Given exercise
Copy out all of the rows below, putting "marker" in place of every "data-point" and keeping everything else the same. Leave the pictures out.

Records for this task
::::::::::

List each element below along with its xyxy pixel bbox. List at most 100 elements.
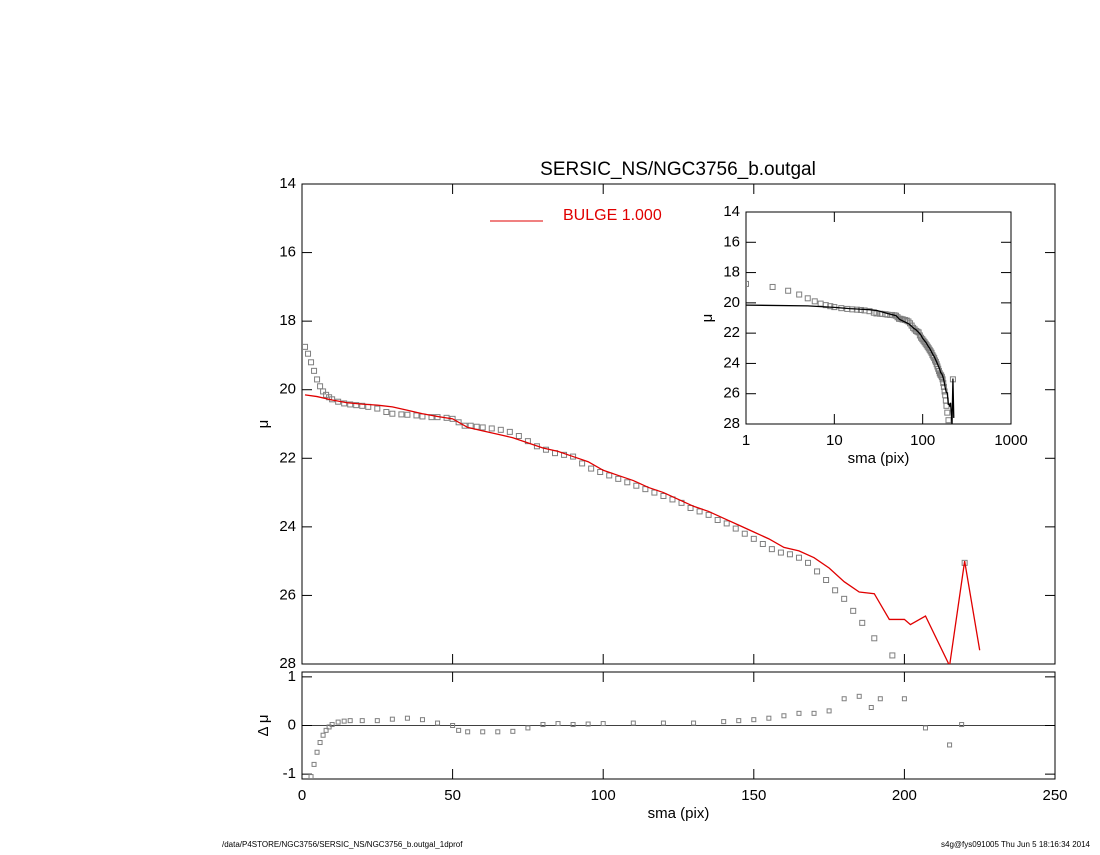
data-point <box>404 715 410 721</box>
data-point <box>497 426 504 433</box>
data-point <box>308 359 315 366</box>
data-point <box>859 619 866 626</box>
data-point <box>759 541 766 547</box>
data-point <box>320 388 327 395</box>
data-point <box>624 479 631 486</box>
data-point <box>922 725 928 731</box>
data-point <box>305 350 312 357</box>
data-point <box>804 295 811 302</box>
y-tick-label: 0 <box>288 716 296 733</box>
data-point <box>769 283 776 290</box>
data-point <box>404 411 411 418</box>
data-point <box>723 520 730 527</box>
data-point <box>308 774 314 779</box>
y-axis-label: Δ μ <box>255 714 272 736</box>
y-tick-label: 18 <box>723 264 740 281</box>
y-tick-label: 18 <box>279 312 296 329</box>
data-point <box>515 433 522 439</box>
y-tick-label: 1 <box>288 668 296 685</box>
y-axis-label: μ <box>699 314 716 323</box>
data-point <box>841 595 848 602</box>
x-tick-label: 150 <box>741 787 766 804</box>
data-point <box>540 722 546 728</box>
data-point <box>786 551 793 558</box>
x-tick-label: 10 <box>826 432 843 449</box>
data-point <box>795 554 802 561</box>
data-point <box>341 718 347 724</box>
data-point <box>555 721 561 727</box>
data-point <box>524 438 531 445</box>
data-point <box>805 559 812 566</box>
data-point <box>941 388 948 395</box>
data-point <box>311 761 317 767</box>
plot-area <box>302 343 981 664</box>
data-point <box>826 708 832 714</box>
data-point <box>314 376 321 383</box>
data-point <box>691 720 697 726</box>
data-point <box>768 546 775 553</box>
data-point <box>359 402 366 409</box>
data-point <box>488 425 495 432</box>
data-point <box>329 722 335 728</box>
y-tick-label: 16 <box>723 233 740 250</box>
data-point <box>353 402 360 409</box>
data-point <box>947 742 953 748</box>
data-point <box>347 718 353 724</box>
data-point <box>944 409 951 416</box>
x-tick-label: 1 <box>742 432 750 449</box>
y-axis-label: μ <box>255 420 272 429</box>
y-tick-label: 22 <box>723 324 740 341</box>
data-point <box>651 489 658 496</box>
data-point <box>579 460 586 467</box>
data-point <box>832 587 839 594</box>
y-tick-label: 20 <box>723 294 740 311</box>
data-point <box>317 383 324 390</box>
data-point <box>347 401 354 408</box>
data-point <box>781 713 787 719</box>
plot-area <box>302 693 1055 779</box>
x-tick-label: 250 <box>1042 787 1067 804</box>
footer-left: /data/P4STORE/NGC3756/SERSIC_NS/NGC3756_… <box>222 840 463 849</box>
data-point <box>450 723 456 728</box>
data-point <box>314 749 320 755</box>
data-point <box>868 705 874 711</box>
model-line <box>746 304 955 424</box>
data-point <box>311 367 318 374</box>
data-point <box>428 414 435 421</box>
data-point <box>455 419 462 426</box>
data-point <box>320 732 326 738</box>
x-tick-label: 0 <box>298 787 306 804</box>
data-point <box>877 696 883 702</box>
data-point <box>751 717 757 723</box>
y-tick-label: 14 <box>723 203 740 220</box>
data-point <box>341 400 348 407</box>
y-tick-label: 24 <box>723 354 740 371</box>
data-point <box>302 343 309 350</box>
data-point <box>850 607 857 614</box>
data-point <box>465 729 471 735</box>
plot-area <box>746 280 956 424</box>
data-point <box>945 417 952 424</box>
data-point <box>374 405 381 412</box>
y-tick-label: 28 <box>723 415 740 432</box>
data-point <box>785 287 792 294</box>
model-line <box>304 394 981 664</box>
data-point <box>525 725 531 731</box>
data-point <box>435 720 441 726</box>
data-point <box>871 635 878 642</box>
data-point <box>766 715 772 721</box>
data-point <box>796 291 803 298</box>
data-point <box>732 525 739 532</box>
x-tick-label: 1000 <box>994 432 1027 449</box>
data-point <box>570 453 577 460</box>
data-point <box>746 280 749 287</box>
y-tick-label: 28 <box>279 655 296 672</box>
data-point <box>814 568 821 575</box>
data-point <box>389 716 395 722</box>
legend-label: BULGE 1.000 <box>563 207 662 224</box>
data-point <box>959 722 965 728</box>
data-point <box>606 472 613 479</box>
data-point <box>597 469 604 475</box>
data-point <box>705 511 712 518</box>
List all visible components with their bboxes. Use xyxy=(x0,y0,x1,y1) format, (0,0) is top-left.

::::::::::

The output
List each element below along with its xyxy pixel bbox. List at most 100 elements.
marker <box>404 715 410 721</box>
marker <box>497 426 504 433</box>
marker <box>308 359 315 366</box>
marker <box>859 619 866 626</box>
marker <box>759 541 766 547</box>
marker <box>320 388 327 395</box>
marker <box>624 479 631 486</box>
marker <box>922 725 928 731</box>
marker <box>305 350 312 357</box>
marker <box>804 295 811 302</box>
y-tick-label: 0 <box>288 716 296 733</box>
marker <box>769 283 776 290</box>
marker <box>404 411 411 418</box>
marker <box>723 520 730 527</box>
marker <box>308 774 314 779</box>
y-axis-label: Δ μ <box>255 714 272 736</box>
y-tick-label: 18 <box>723 264 740 281</box>
y-tick-label: 18 <box>279 312 296 329</box>
marker <box>515 433 522 439</box>
y-tick-label: 1 <box>288 668 296 685</box>
y-axis-label: μ <box>699 314 716 323</box>
marker <box>841 595 848 602</box>
x-tick-label: 150 <box>741 787 766 804</box>
marker <box>540 722 546 728</box>
marker <box>786 551 793 558</box>
x-tick-label: 10 <box>826 432 843 449</box>
marker <box>795 554 802 561</box>
marker <box>341 718 347 724</box>
marker <box>555 721 561 727</box>
marker <box>524 438 531 445</box>
marker <box>805 559 812 566</box>
marker <box>941 388 948 395</box>
marker <box>311 761 317 767</box>
plot-area <box>302 343 981 664</box>
marker <box>826 708 832 714</box>
marker <box>314 376 321 383</box>
marker <box>691 720 697 726</box>
marker <box>768 546 775 553</box>
marker <box>359 402 366 409</box>
marker <box>488 425 495 432</box>
marker <box>329 722 335 728</box>
y-tick-label: 16 <box>723 233 740 250</box>
marker <box>353 402 360 409</box>
marker <box>947 742 953 748</box>
marker <box>347 718 353 724</box>
marker <box>944 409 951 416</box>
x-tick-label: 1 <box>742 432 750 449</box>
y-axis-label: μ <box>255 420 272 429</box>
y-tick-label: 22 <box>723 324 740 341</box>
marker <box>651 489 658 496</box>
marker <box>579 460 586 467</box>
marker <box>832 587 839 594</box>
y-tick-label: 20 <box>723 294 740 311</box>
marker <box>317 383 324 390</box>
marker <box>347 401 354 408</box>
marker <box>781 713 787 719</box>
plot-area <box>302 693 1055 779</box>
x-tick-label: 250 <box>1042 787 1067 804</box>
footer-left: /data/P4STORE/NGC3756/SERSIC_NS/NGC3756_… <box>222 840 463 849</box>
marker <box>450 723 456 728</box>
marker <box>314 749 320 755</box>
marker <box>868 705 874 711</box>
model-line <box>746 304 955 424</box>
marker <box>311 367 318 374</box>
marker <box>428 414 435 421</box>
marker <box>455 419 462 426</box>
marker <box>320 732 326 738</box>
x-tick-label: 0 <box>298 787 306 804</box>
marker <box>877 696 883 702</box>
marker <box>751 717 757 723</box>
y-tick-label: 14 <box>723 203 740 220</box>
marker <box>341 400 348 407</box>
y-tick-label: 24 <box>723 354 740 371</box>
marker <box>302 343 309 350</box>
marker <box>850 607 857 614</box>
marker <box>465 729 471 735</box>
plot-area <box>746 280 956 424</box>
marker <box>945 417 952 424</box>
marker <box>374 405 381 412</box>
y-tick-label: 28 <box>723 415 740 432</box>
marker <box>785 287 792 294</box>
model-line <box>304 394 981 664</box>
marker <box>525 725 531 731</box>
marker <box>435 720 441 726</box>
marker <box>871 635 878 642</box>
marker <box>766 715 772 721</box>
marker <box>796 291 803 298</box>
marker <box>732 525 739 532</box>
x-tick-label: 1000 <box>994 432 1027 449</box>
marker <box>570 453 577 460</box>
marker <box>746 280 749 287</box>
y-tick-label: 28 <box>279 655 296 672</box>
marker <box>814 568 821 575</box>
marker <box>389 716 395 722</box>
legend-label: BULGE 1.000 <box>563 207 662 224</box>
marker <box>959 722 965 728</box>
marker <box>606 472 613 479</box>
marker <box>597 469 604 475</box>
marker <box>705 511 712 518</box>
List all visible components with their bboxes. Use xyxy=(x0,y0,x1,y1) format, (0,0) is top-left.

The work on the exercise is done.